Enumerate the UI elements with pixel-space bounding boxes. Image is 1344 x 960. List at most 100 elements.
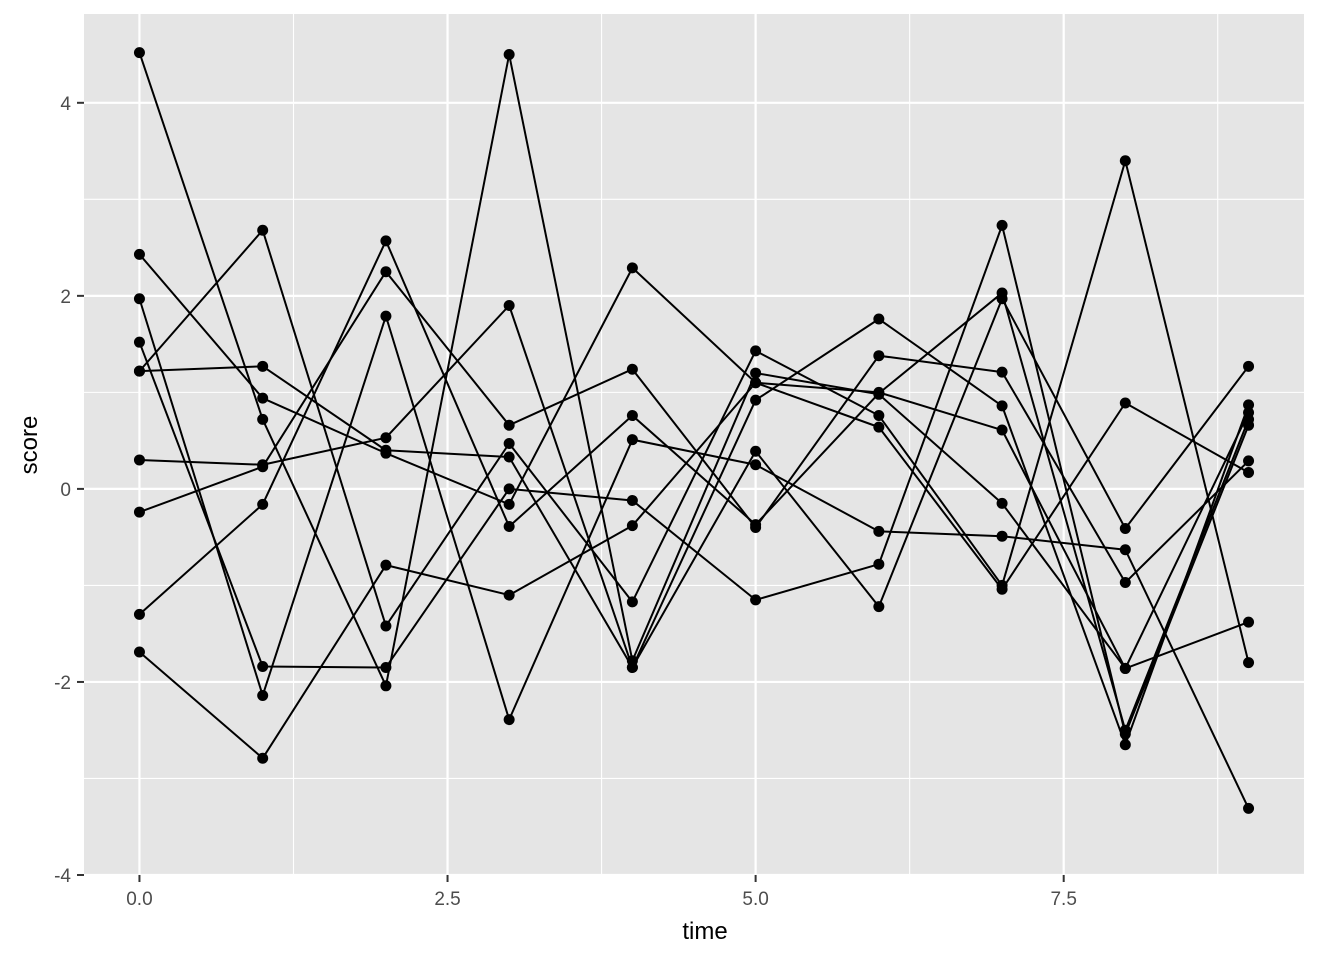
data-point: [626, 410, 638, 422]
data-point: [380, 266, 392, 278]
data-point: [873, 313, 885, 325]
series-line-4: [138, 224, 1250, 736]
data-point: [1243, 657, 1255, 669]
data-point: [133, 454, 145, 466]
y-tick-label: 0: [60, 480, 71, 501]
data-point: [626, 434, 638, 446]
data-point: [750, 394, 762, 406]
series-line-7: [139, 304, 1250, 746]
data-point: [873, 410, 885, 422]
data-point: [380, 680, 392, 692]
data-point: [1119, 544, 1131, 556]
y-tick-label: -2: [54, 673, 71, 694]
data-point: [257, 461, 269, 473]
series-line-6: [139, 297, 1250, 669]
data-point: [380, 235, 392, 247]
data-point: [1119, 739, 1131, 751]
data-point: [133, 365, 145, 377]
data-point: [626, 494, 638, 506]
data-point: [873, 601, 885, 613]
data-point: [873, 421, 885, 433]
data-point: [257, 224, 269, 236]
data-point: [503, 49, 515, 61]
data-point: [1243, 413, 1255, 425]
data-point: [873, 558, 885, 570]
data-point: [750, 367, 762, 379]
data-point: [503, 438, 515, 450]
series-line-5: [138, 159, 1250, 663]
data-point: [996, 497, 1008, 509]
data-point: [1119, 724, 1131, 736]
data-point: [750, 594, 762, 606]
data-point: [996, 366, 1008, 378]
data-point: [133, 293, 145, 305]
data-point: [1243, 802, 1255, 814]
data-point: [1119, 155, 1131, 167]
data-point: [1243, 455, 1255, 467]
x-tick-label: 7.5: [1050, 889, 1076, 910]
series-line-10: [138, 381, 1249, 760]
major-gridlines: [84, 14, 1304, 877]
data-point: [503, 498, 515, 510]
data-point: [133, 336, 145, 348]
series-line-9: [138, 239, 1250, 732]
data-point: [503, 589, 515, 601]
data-point: [873, 525, 885, 537]
data-point: [996, 530, 1008, 542]
data-point: [257, 360, 269, 372]
data-point: [133, 608, 145, 620]
data-point: [626, 596, 638, 608]
data-point: [503, 300, 515, 312]
data-point: [257, 498, 269, 510]
data-point: [380, 559, 392, 571]
series-line-3: [138, 298, 1250, 809]
data-point: [626, 661, 638, 673]
data-point: [257, 413, 269, 425]
data-point: [133, 248, 145, 260]
plot-panel: [84, 14, 1304, 875]
data-point: [380, 310, 392, 322]
data-point: [380, 444, 392, 456]
data-point: [1243, 616, 1255, 628]
x-axis-title: time: [682, 918, 727, 945]
data-point: [1119, 662, 1131, 674]
data-point: [380, 432, 392, 444]
data-point: [133, 506, 145, 518]
y-tick-label: -4: [54, 866, 71, 887]
x-tick-label: 5.0: [742, 889, 768, 910]
data-point: [1243, 466, 1255, 478]
data-point: [257, 689, 269, 701]
data-point: [873, 386, 885, 398]
data-point: [503, 451, 515, 463]
data-point: [996, 579, 1008, 591]
data-point: [503, 521, 515, 533]
data-point: [257, 752, 269, 764]
data-point: [750, 519, 762, 531]
data-point: [873, 350, 885, 362]
y-tick-label: 2: [60, 287, 71, 308]
x-tick-label: 0.0: [126, 889, 152, 910]
series-line-8: [139, 270, 1250, 584]
data-point: [626, 520, 638, 532]
y-axis-title: score: [16, 416, 43, 475]
data-point: [503, 419, 515, 431]
y-tick-label: 4: [60, 94, 71, 115]
data-point: [380, 661, 392, 673]
data-point: [1243, 399, 1255, 411]
data-point: [380, 620, 392, 632]
data-point: [133, 47, 145, 59]
data-point: [750, 377, 762, 389]
data-point: [257, 661, 269, 673]
data-point: [996, 287, 1008, 299]
series-line-1: [138, 52, 1250, 687]
data-point: [626, 363, 638, 375]
data-point: [503, 714, 515, 726]
data-point: [1119, 397, 1131, 409]
data-point: [750, 459, 762, 471]
x-axis: 0.0 2.5 5.0 7.5: [126, 875, 1077, 910]
data-point: [750, 445, 762, 457]
data-point: [257, 392, 269, 404]
data-point: [996, 424, 1008, 436]
series-lines: [138, 52, 1250, 809]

Task directions
Could you convert each line of the listing above into a numbered list, skipping any blank lines and leaving the picture out?

Written response
1. Enumerate the UI elements with pixel-space bounding boxes. Image is 1344 x 960. List at most 100 elements.
2. data-point: [626, 410, 638, 422]
3. data-point: [380, 266, 392, 278]
4. data-point: [873, 313, 885, 325]
5. series-line-4: [138, 224, 1250, 736]
6. data-point: [1243, 657, 1255, 669]
7. data-point: [133, 454, 145, 466]
8. y-tick-label: 0: [60, 480, 71, 501]
9. data-point: [626, 434, 638, 446]
10. data-point: [750, 394, 762, 406]
11. series-line-7: [139, 304, 1250, 746]
12. data-point: [873, 410, 885, 422]
13. data-point: [380, 680, 392, 692]
14. data-point: [1119, 544, 1131, 556]
15. y-tick-label: -2: [54, 673, 71, 694]
16. data-point: [257, 461, 269, 473]
17. series-line-6: [139, 297, 1250, 669]
18. data-point: [380, 235, 392, 247]
19. data-point: [1119, 739, 1131, 751]
20. data-point: [133, 365, 145, 377]
21. data-point: [626, 494, 638, 506]
22. data-point: [873, 601, 885, 613]
23. data-point: [873, 421, 885, 433]
24. data-point: [257, 224, 269, 236]
25. data-point: [503, 49, 515, 61]
26. data-point: [1243, 413, 1255, 425]
27. data-point: [873, 558, 885, 570]
28. data-point: [750, 367, 762, 379]
29. data-point: [503, 438, 515, 450]
30. series-line-5: [138, 159, 1250, 663]
31. data-point: [996, 497, 1008, 509]
32. data-point: [1119, 724, 1131, 736]
33. data-point: [750, 594, 762, 606]
34. data-point: [996, 366, 1008, 378]
35. data-point: [133, 293, 145, 305]
36. data-point: [1243, 802, 1255, 814]
37. data-point: [1119, 155, 1131, 167]
38. data-point: [1243, 455, 1255, 467]
39. x-tick-label: 7.5: [1050, 889, 1076, 910]
40. series-line-10: [138, 381, 1249, 760]
41. major-gridlines: [84, 14, 1304, 877]
42. data-point: [503, 498, 515, 510]
43. data-point: [133, 336, 145, 348]
44. series-line-9: [138, 239, 1250, 732]
45. data-point: [503, 589, 515, 601]
46. data-point: [873, 525, 885, 537]
47. data-point: [996, 530, 1008, 542]
48. data-point: [257, 360, 269, 372]
49. data-point: [133, 608, 145, 620]
50. data-point: [626, 596, 638, 608]
51. data-point: [503, 300, 515, 312]
52. data-point: [257, 498, 269, 510]
53. data-point: [380, 559, 392, 571]
54. series-line-3: [138, 298, 1250, 809]
55. data-point: [626, 661, 638, 673]
56. data-point: [257, 413, 269, 425]
57. data-point: [133, 248, 145, 260]
58. plot-panel: [84, 14, 1304, 875]
59. data-point: [380, 310, 392, 322]
60. data-point: [380, 444, 392, 456]
61. data-point: [1243, 616, 1255, 628]
62. x-axis-title: time: [682, 918, 727, 945]
63. data-point: [1119, 662, 1131, 674]
64. data-point: [380, 432, 392, 444]
65. data-point: [133, 506, 145, 518]
66. y-tick-label: -4: [54, 866, 71, 887]
67. x-tick-label: 5.0: [742, 889, 768, 910]
68. data-point: [1243, 466, 1255, 478]
69. data-point: [257, 689, 269, 701]
70. data-point: [873, 386, 885, 398]
71. data-point: [503, 451, 515, 463]
72. data-point: [996, 579, 1008, 591]
73. data-point: [503, 521, 515, 533]
74. data-point: [257, 752, 269, 764]
75. data-point: [750, 519, 762, 531]
76. data-point: [873, 350, 885, 362]
77. y-tick-label: 2: [60, 287, 71, 308]
78. x-tick-label: 0.0: [126, 889, 152, 910]
79. series-line-8: [139, 270, 1250, 584]
80. data-point: [626, 520, 638, 532]
81. y-axis-title: score: [16, 416, 43, 475]
82. data-point: [503, 419, 515, 431]
83. y-tick-label: 4: [60, 94, 71, 115]
84. data-point: [380, 661, 392, 673]
85. data-point: [1243, 399, 1255, 411]
86. data-point: [380, 620, 392, 632]
87. data-point: [133, 47, 145, 59]
88. data-point: [750, 377, 762, 389]
89. data-point: [257, 661, 269, 673]
90. data-point: [996, 287, 1008, 299]
91. series-line-1: [138, 52, 1250, 687]
92. data-point: [626, 363, 638, 375]
93. data-point: [503, 714, 515, 726]
94. data-point: [1119, 397, 1131, 409]
95. data-point: [750, 459, 762, 471]
96. x-axis: 0.0 2.5 5.0 7.5: [126, 875, 1077, 910]
97. data-point: [750, 445, 762, 457]
98. data-point: [257, 392, 269, 404]
99. data-point: [996, 424, 1008, 436]
100. series-lines: [138, 52, 1250, 809]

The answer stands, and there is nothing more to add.